▶ _EXERCISE_: Retype the material in full, keeping every word the same.

== == ==

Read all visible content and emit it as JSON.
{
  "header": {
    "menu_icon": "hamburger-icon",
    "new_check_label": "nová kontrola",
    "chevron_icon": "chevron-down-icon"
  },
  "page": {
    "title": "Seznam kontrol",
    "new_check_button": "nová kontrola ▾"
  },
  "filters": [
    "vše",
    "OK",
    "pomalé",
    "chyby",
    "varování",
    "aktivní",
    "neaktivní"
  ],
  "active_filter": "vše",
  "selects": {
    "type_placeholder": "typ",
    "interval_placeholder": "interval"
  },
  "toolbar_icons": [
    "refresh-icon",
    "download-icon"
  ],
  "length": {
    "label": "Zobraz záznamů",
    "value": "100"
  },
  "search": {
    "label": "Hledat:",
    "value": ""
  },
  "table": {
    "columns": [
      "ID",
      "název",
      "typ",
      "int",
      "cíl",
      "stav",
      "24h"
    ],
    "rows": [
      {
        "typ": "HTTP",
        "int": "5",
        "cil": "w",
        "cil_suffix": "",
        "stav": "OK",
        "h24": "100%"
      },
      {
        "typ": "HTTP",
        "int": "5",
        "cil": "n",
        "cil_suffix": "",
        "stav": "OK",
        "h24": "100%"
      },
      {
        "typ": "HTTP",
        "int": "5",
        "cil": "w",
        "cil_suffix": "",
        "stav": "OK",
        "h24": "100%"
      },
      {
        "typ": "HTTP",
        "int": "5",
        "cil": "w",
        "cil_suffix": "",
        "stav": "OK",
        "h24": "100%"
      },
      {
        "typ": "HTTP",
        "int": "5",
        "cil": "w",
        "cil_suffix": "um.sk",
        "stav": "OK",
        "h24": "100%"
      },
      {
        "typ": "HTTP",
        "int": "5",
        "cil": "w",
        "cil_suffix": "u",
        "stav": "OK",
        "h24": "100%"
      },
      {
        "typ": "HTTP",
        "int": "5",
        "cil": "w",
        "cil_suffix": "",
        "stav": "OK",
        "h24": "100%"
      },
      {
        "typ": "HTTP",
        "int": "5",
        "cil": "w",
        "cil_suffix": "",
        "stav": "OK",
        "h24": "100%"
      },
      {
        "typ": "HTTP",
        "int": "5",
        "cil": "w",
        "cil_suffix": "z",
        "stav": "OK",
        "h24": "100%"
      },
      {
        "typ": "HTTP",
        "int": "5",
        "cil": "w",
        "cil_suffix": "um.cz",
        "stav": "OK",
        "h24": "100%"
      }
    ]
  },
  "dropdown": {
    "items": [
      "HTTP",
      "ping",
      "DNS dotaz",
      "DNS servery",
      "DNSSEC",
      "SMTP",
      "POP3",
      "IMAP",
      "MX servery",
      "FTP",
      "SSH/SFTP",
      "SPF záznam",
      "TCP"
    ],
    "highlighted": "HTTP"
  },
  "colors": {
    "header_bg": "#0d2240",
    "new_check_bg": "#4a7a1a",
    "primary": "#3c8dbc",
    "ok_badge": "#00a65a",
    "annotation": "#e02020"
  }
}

== == ==

▶ _SOLUTION FOR THIS PROBLEM_:
Read all visible content and emit it as JSON.
{
  "header": {
    "menu_icon": "hamburger-icon",
    "new_check_label": "nová kontrola",
    "chevron_icon": "chevron-down-icon"
  },
  "page": {
    "title": "Seznam kontrol",
    "new_check_button": "nová kontrola ▾"
  },
  "filters": [
    "vše",
    "OK",
    "pomalé",
    "chyby",
    "varování",
    "aktivní",
    "neaktivní"
  ],
  "active_filter": "vše",
  "selects": {
    "type_placeholder": "typ",
    "interval_placeholder": "interval"
  },
  "toolbar_icons": [
    "refresh-icon",
    "download-icon"
  ],
  "length": {
    "label": "Zobraz záznamů",
    "value": "100"
  },
  "search": {
    "label": "Hledat:",
    "value": ""
  },
  "table": {
    "columns": [
      "ID",
      "název",
      "typ",
      "int",
      "cíl",
      "stav",
      "24h"
    ],
    "rows": [
      {
        "typ": "HTTP",
        "int": "5",
        "cil": "w",
        "cil_suffix": "",
        "stav": "OK",
        "h24": "100%"
      },
      {
        "typ": "HTTP",
        "int": "5",
        "cil": "n",
        "cil_suffix": "",
        "stav": "OK",
        "h24": "100%"
      },
      {
        "typ": "HTTP",
        "int": "5",
        "cil": "w",
        "cil_suffix": "",
        "stav": "OK",
        "h24": "100%"
      },
      {
        "typ": "HTTP",
        "int": "5",
        "cil": "w",
        "cil_suffix": "",
        "stav": "OK",
        "h24": "100%"
      },
      {
        "typ": "HTTP",
        "int": "5",
        "cil": "w",
        "cil_suffix": "um.sk",
        "stav": "OK",
        "h24": "100%"
      },
      {
        "typ": "HTTP",
        "int": "5",
        "cil": "w",
        "cil_suffix": "u",
        "stav": "OK",
        "h24": "100%"
      },
      {
        "typ": "HTTP",
        "int": "5",
        "cil": "w",
        "cil_suffix": "",
        "stav": "OK",
        "h24": "100%"
      },
      {
        "typ": "HTTP",
        "int": "5",
        "cil": "w",
        "cil_suffix": "",
        "stav": "OK",
        "h24": "100%"
      },
      {
        "typ": "HTTP",
        "int": "5",
        "cil": "w",
        "cil_suffix": "z",
        "stav": "OK",
        "h24": "100%"
      },
      {
        "typ": "HTTP",
        "int": "5",
        "cil": "w",
        "cil_suffix": "um.cz",
        "stav": "OK",
        "h24": "100%"
      }
    ]
  },
  "dropdown": {
    "items": [
      "HTTP",
      "ping",
      "DNS dotaz",
      "DNS servery",
      "DNSSEC",
      "SMTP",
      "POP3",
      "IMAP",
      "MX servery",
      "FTP",
      "SSH/SFTP",
      "SPF záznam",
      "TCP"
    ],
    "highlighted": "HTTP"
  },
  "colors": {
    "header_bg": "#0d2240",
    "new_check_bg": "#4a7a1a",
    "primary": "#3c8dbc",
    "ok_badge": "#00a65a",
    "annotation": "#e02020"
  }
}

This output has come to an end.